▸ Request
Without the images, write out the whole listing exactly.

[Raw records]
>>>

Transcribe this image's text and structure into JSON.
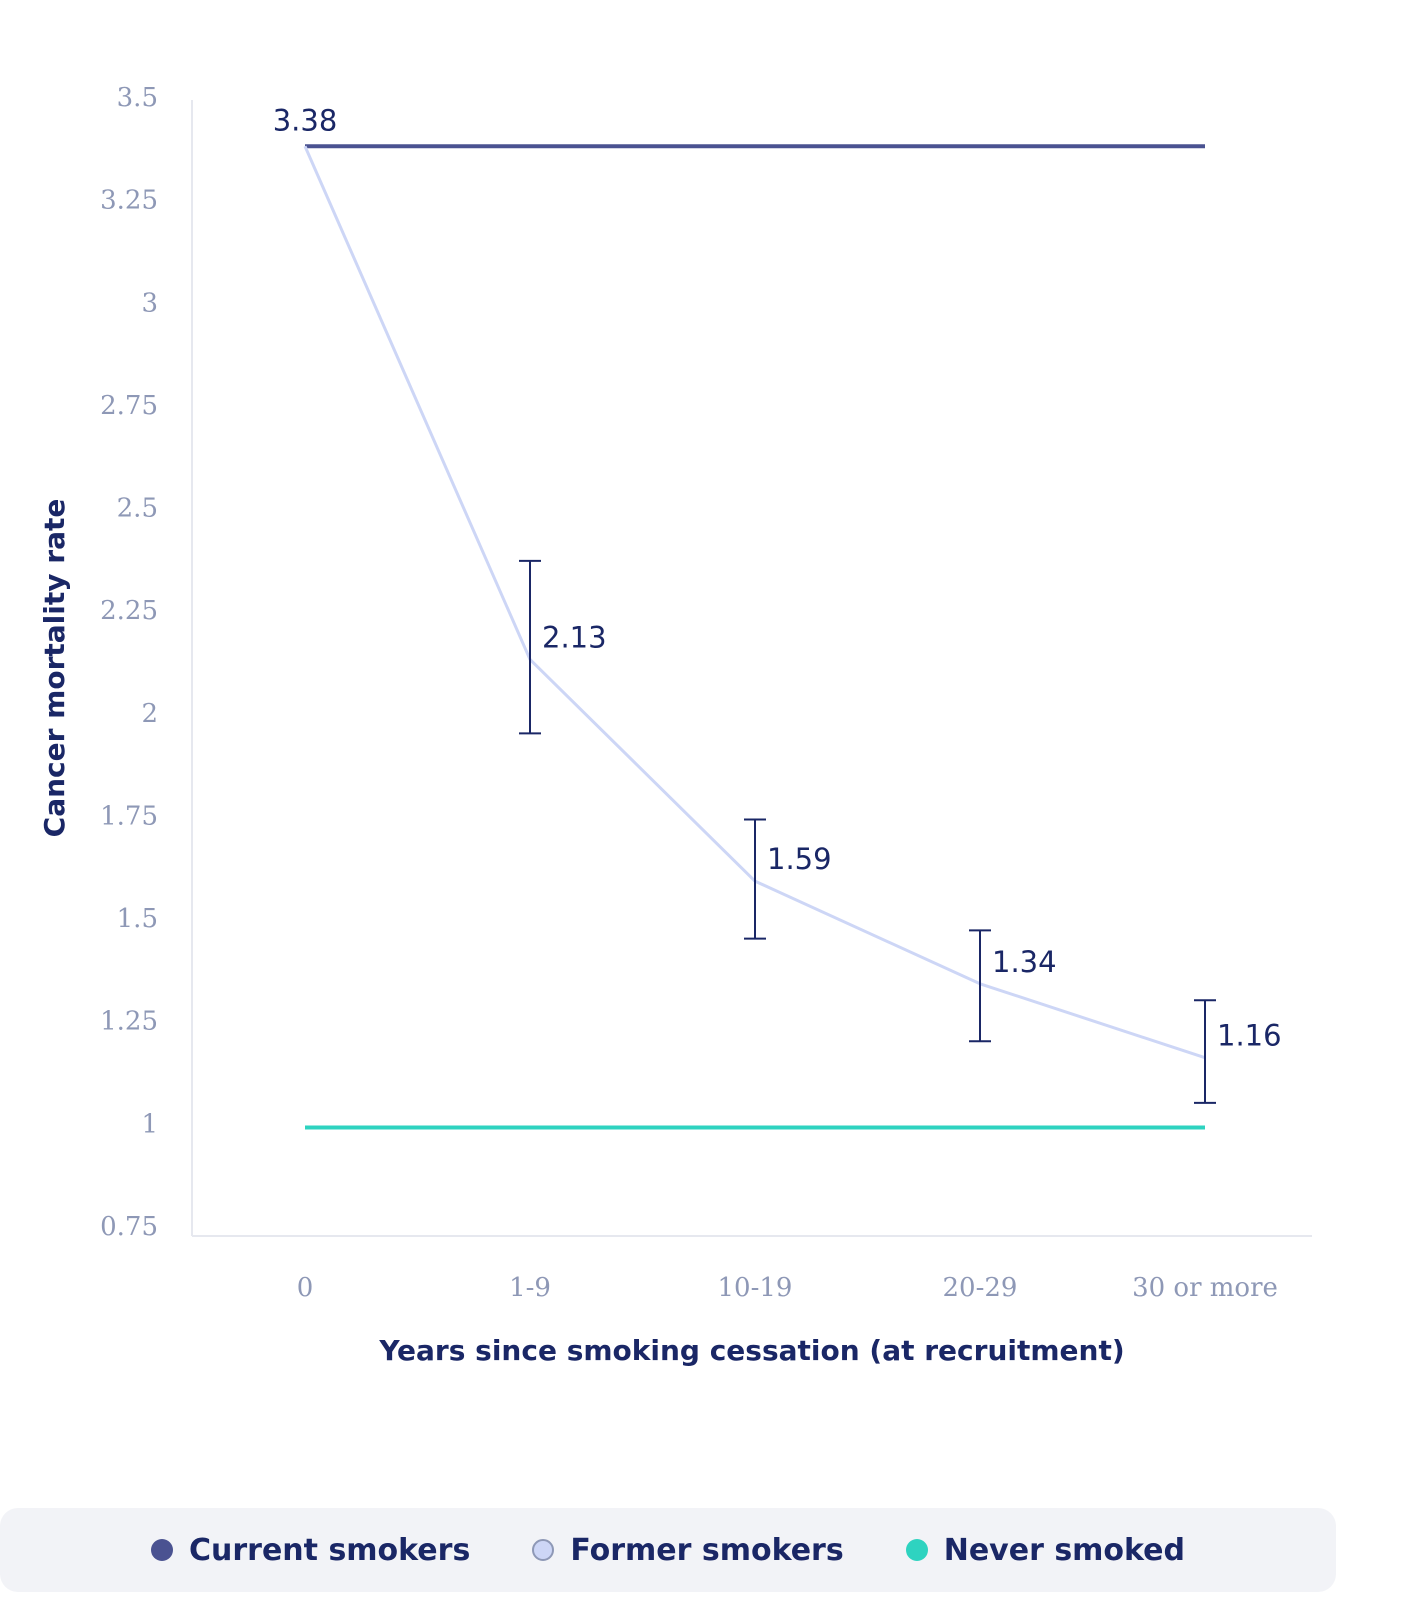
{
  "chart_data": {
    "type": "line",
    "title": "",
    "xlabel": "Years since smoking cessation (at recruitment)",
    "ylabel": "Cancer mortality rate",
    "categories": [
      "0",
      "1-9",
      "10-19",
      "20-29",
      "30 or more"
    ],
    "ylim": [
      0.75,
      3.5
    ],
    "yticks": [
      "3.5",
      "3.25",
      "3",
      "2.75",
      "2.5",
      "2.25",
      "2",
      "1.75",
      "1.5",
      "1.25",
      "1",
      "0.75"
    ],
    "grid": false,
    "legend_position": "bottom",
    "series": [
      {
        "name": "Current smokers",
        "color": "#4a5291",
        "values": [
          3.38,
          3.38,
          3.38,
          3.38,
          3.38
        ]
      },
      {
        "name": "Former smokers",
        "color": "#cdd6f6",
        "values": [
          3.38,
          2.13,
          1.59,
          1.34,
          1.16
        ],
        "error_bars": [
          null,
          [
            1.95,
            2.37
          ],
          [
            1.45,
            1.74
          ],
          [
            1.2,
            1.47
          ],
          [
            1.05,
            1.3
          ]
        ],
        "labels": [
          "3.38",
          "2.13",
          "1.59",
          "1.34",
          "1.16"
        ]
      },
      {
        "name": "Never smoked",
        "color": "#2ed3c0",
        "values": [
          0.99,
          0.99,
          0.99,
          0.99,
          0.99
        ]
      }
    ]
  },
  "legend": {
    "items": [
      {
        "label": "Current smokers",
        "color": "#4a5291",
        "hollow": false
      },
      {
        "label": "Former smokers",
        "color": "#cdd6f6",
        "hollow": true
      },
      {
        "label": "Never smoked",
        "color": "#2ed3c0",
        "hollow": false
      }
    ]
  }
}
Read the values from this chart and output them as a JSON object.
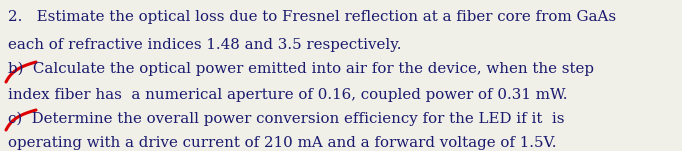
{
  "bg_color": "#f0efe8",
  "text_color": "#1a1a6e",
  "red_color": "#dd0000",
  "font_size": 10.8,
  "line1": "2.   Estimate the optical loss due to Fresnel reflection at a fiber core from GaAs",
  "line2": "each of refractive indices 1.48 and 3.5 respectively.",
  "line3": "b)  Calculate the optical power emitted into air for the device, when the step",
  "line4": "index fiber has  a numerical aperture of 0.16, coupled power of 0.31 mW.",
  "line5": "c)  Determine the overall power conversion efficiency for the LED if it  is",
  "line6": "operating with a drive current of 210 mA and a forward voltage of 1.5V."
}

<<<

▸ Finished exercise
Transcribe this image's text and structure into JSON.
{
  "chart_data": {
    "type": "line",
    "title": "",
    "xlabel": "Years since smoking cessation (at recruitment)",
    "ylabel": "Cancer mortality rate",
    "categories": [
      "0",
      "1-9",
      "10-19",
      "20-29",
      "30 or more"
    ],
    "ylim": [
      0.75,
      3.5
    ],
    "yticks": [
      "3.5",
      "3.25",
      "3",
      "2.75",
      "2.5",
      "2.25",
      "2",
      "1.75",
      "1.5",
      "1.25",
      "1",
      "0.75"
    ],
    "grid": false,
    "legend_position": "bottom",
    "series": [
      {
        "name": "Current smokers",
        "color": "#4a5291",
        "values": [
          3.38,
          3.38,
          3.38,
          3.38,
          3.38
        ]
      },
      {
        "name": "Former smokers",
        "color": "#cdd6f6",
        "values": [
          3.38,
          2.13,
          1.59,
          1.34,
          1.16
        ],
        "error_bars": [
          null,
          [
            1.95,
            2.37
          ],
          [
            1.45,
            1.74
          ],
          [
            1.2,
            1.47
          ],
          [
            1.05,
            1.3
          ]
        ],
        "labels": [
          "3.38",
          "2.13",
          "1.59",
          "1.34",
          "1.16"
        ]
      },
      {
        "name": "Never smoked",
        "color": "#2ed3c0",
        "values": [
          0.99,
          0.99,
          0.99,
          0.99,
          0.99
        ]
      }
    ]
  },
  "legend": {
    "items": [
      {
        "label": "Current smokers",
        "color": "#4a5291",
        "hollow": false
      },
      {
        "label": "Former smokers",
        "color": "#cdd6f6",
        "hollow": true
      },
      {
        "label": "Never smoked",
        "color": "#2ed3c0",
        "hollow": false
      }
    ]
  }
}
Read the values from this chart and output them as a JSON object.
{
  "bg_color": "#f0efe8",
  "text_color": "#1a1a6e",
  "red_color": "#dd0000",
  "font_size": 10.8,
  "line1": "2.   Estimate the optical loss due to Fresnel reflection at a fiber core from GaAs",
  "line2": "each of refractive indices 1.48 and 3.5 respectively.",
  "line3": "b)  Calculate the optical power emitted into air for the device, when the step",
  "line4": "index fiber has  a numerical aperture of 0.16, coupled power of 0.31 mW.",
  "line5": "c)  Determine the overall power conversion efficiency for the LED if it  is",
  "line6": "operating with a drive current of 210 mA and a forward voltage of 1.5V."
}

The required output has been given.